Reproduce every line of the material below, but drop the pictures.

========================================================================

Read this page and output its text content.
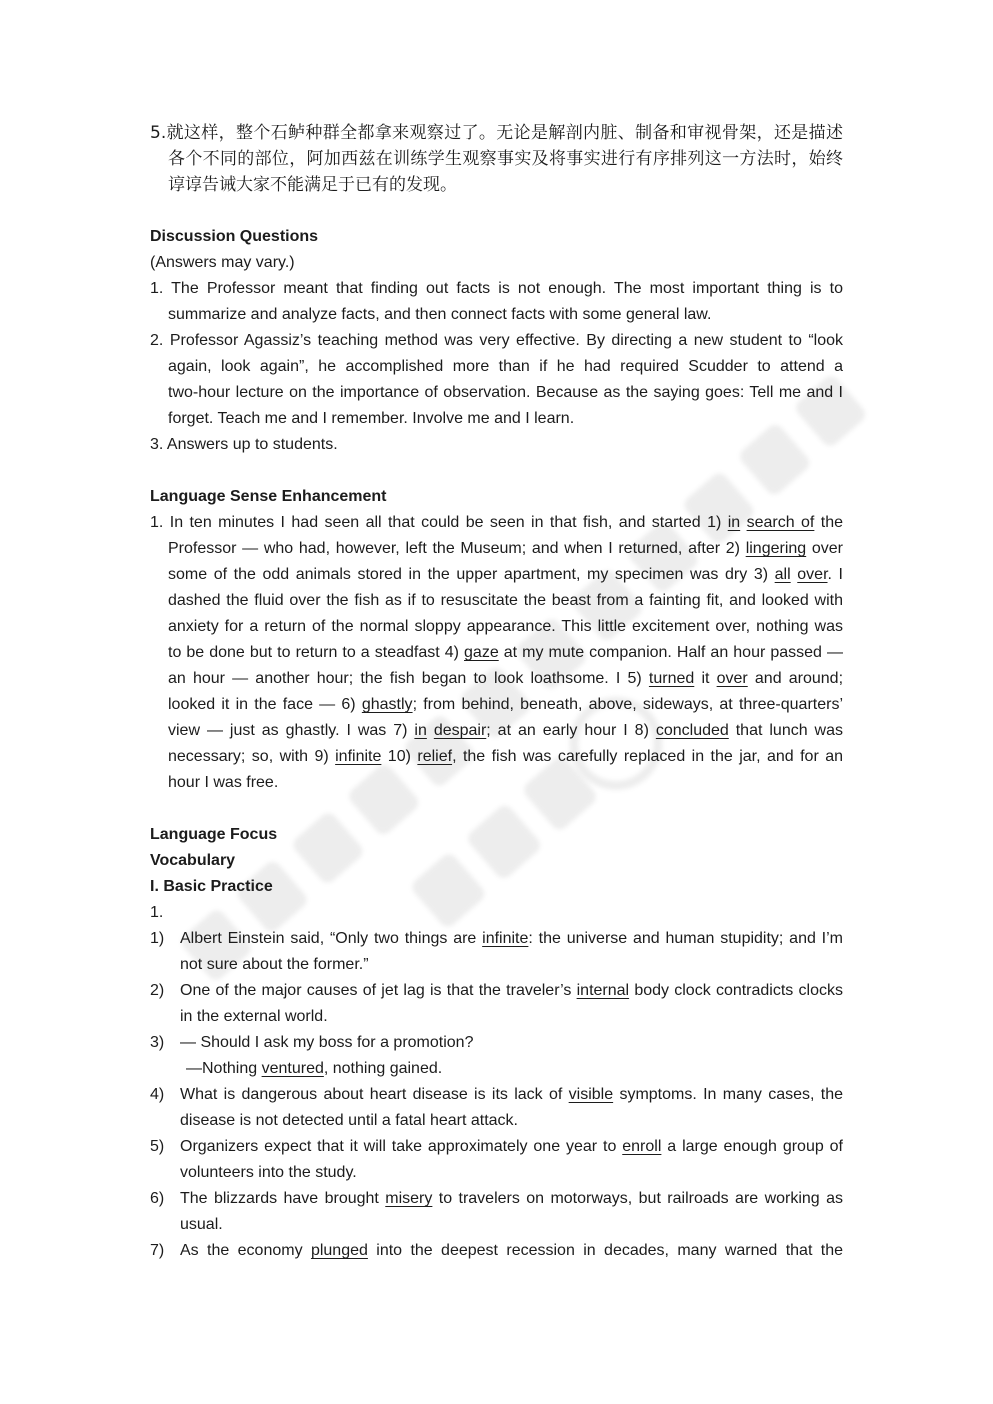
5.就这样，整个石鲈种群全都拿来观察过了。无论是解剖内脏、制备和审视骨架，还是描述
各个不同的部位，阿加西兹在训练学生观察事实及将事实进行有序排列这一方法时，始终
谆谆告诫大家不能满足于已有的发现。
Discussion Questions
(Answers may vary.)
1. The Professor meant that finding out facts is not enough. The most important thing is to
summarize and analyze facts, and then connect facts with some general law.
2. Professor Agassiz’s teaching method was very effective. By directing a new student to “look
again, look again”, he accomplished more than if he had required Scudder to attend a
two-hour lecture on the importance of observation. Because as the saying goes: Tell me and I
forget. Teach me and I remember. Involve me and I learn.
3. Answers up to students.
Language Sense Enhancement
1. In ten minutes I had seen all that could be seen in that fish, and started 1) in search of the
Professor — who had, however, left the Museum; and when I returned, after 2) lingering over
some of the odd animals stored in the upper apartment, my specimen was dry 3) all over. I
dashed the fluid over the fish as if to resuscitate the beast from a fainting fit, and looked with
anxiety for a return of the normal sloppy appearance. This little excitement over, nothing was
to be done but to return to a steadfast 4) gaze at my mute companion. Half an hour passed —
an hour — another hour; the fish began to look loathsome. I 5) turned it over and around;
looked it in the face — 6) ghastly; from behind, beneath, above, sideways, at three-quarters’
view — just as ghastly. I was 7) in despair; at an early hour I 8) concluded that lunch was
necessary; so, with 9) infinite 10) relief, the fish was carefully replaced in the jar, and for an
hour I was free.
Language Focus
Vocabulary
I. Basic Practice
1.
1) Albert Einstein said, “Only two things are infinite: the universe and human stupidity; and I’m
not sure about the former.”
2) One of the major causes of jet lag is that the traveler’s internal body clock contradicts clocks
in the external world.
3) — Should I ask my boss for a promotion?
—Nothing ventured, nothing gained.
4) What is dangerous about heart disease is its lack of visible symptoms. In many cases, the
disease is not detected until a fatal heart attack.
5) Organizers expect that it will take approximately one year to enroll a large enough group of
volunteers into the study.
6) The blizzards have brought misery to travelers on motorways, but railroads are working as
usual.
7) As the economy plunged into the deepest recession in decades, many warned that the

========================================================================

▶ SOLUTION FOR THIS EXERCISE
Read this page and output its text content.
5.就这样，整个石鲈种群全都拿来观察过了。无论是解剖内脏、制备和审视骨架，还是描述
各个不同的部位，阿加西兹在训练学生观察事实及将事实进行有序排列这一方法时，始终
谆谆告诫大家不能满足于已有的发现。
Discussion Questions
(Answers may vary.)
1. The Professor meant that finding out facts is not enough. The most important thing is to
summarize and analyze facts, and then connect facts with some general law.
2. Professor Agassiz’s teaching method was very effective. By directing a new student to “look
again, look again”, he accomplished more than if he had required Scudder to attend a
two-hour lecture on the importance of observation. Because as the saying goes: Tell me and I
forget. Teach me and I remember. Involve me and I learn.
3. Answers up to students.
Language Sense Enhancement
1. In ten minutes I had seen all that could be seen in that fish, and started 1) in search of the
Professor — who had, however, left the Museum; and when I returned, after 2) lingering over
some of the odd animals stored in the upper apartment, my specimen was dry 3) all over. I
dashed the fluid over the fish as if to resuscitate the beast from a fainting fit, and looked with
anxiety for a return of the normal sloppy appearance. This little excitement over, nothing was
to be done but to return to a steadfast 4) gaze at my mute companion. Half an hour passed —
an hour — another hour; the fish began to look loathsome. I 5) turned it over and around;
looked it in the face — 6) ghastly; from behind, beneath, above, sideways, at three-quarters’
view — just as ghastly. I was 7) in despair; at an early hour I 8) concluded that lunch was
necessary; so, with 9) infinite 10) relief, the fish was carefully replaced in the jar, and for an
hour I was free.
Language Focus
Vocabulary
I. Basic Practice
1.
1) Albert Einstein said, “Only two things are infinite: the universe and human stupidity; and I’m
not sure about the former.”
2) One of the major causes of jet lag is that the traveler’s internal body clock contradicts clocks
in the external world.
3) — Should I ask my boss for a promotion?
—Nothing ventured, nothing gained.
4) What is dangerous about heart disease is its lack of visible symptoms. In many cases, the
disease is not detected until a fatal heart attack.
5) Organizers expect that it will take approximately one year to enroll a large enough group of
volunteers into the study.
6) The blizzards have brought misery to travelers on motorways, but railroads are working as
usual.
7) As the economy plunged into the deepest recession in decades, many warned that the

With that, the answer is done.